Records excerpted from a collection:
————————
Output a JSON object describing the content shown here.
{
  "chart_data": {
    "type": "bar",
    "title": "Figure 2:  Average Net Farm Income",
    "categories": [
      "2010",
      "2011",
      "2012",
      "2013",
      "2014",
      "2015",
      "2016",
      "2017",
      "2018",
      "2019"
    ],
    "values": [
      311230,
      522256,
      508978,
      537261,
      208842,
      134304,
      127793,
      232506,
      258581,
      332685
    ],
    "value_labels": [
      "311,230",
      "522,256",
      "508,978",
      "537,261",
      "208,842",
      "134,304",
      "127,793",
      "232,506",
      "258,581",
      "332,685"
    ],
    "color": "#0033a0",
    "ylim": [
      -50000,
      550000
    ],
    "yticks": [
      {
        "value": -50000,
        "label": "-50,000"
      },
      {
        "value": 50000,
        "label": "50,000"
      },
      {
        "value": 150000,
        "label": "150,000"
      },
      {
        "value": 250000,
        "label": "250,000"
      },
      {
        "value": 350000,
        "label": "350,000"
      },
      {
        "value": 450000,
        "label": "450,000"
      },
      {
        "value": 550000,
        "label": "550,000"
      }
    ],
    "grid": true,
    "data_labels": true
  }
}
————————
**What the exercise asks:** Every line above should be written out again exactly as it stands.

**Task response:**
Output a JSON object describing the content shown here.
{
  "chart_data": {
    "type": "bar",
    "title": "Figure 2:  Average Net Farm Income",
    "categories": [
      "2010",
      "2011",
      "2012",
      "2013",
      "2014",
      "2015",
      "2016",
      "2017",
      "2018",
      "2019"
    ],
    "values": [
      311230,
      522256,
      508978,
      537261,
      208842,
      134304,
      127793,
      232506,
      258581,
      332685
    ],
    "value_labels": [
      "311,230",
      "522,256",
      "508,978",
      "537,261",
      "208,842",
      "134,304",
      "127,793",
      "232,506",
      "258,581",
      "332,685"
    ],
    "color": "#0033a0",
    "ylim": [
      -50000,
      550000
    ],
    "yticks": [
      {
        "value": -50000,
        "label": "-50,000"
      },
      {
        "value": 50000,
        "label": "50,000"
      },
      {
        "value": 150000,
        "label": "150,000"
      },
      {
        "value": 250000,
        "label": "250,000"
      },
      {
        "value": 350000,
        "label": "350,000"
      },
      {
        "value": 450000,
        "label": "450,000"
      },
      {
        "value": 550000,
        "label": "550,000"
      }
    ],
    "grid": true,
    "data_labels": true
  }
}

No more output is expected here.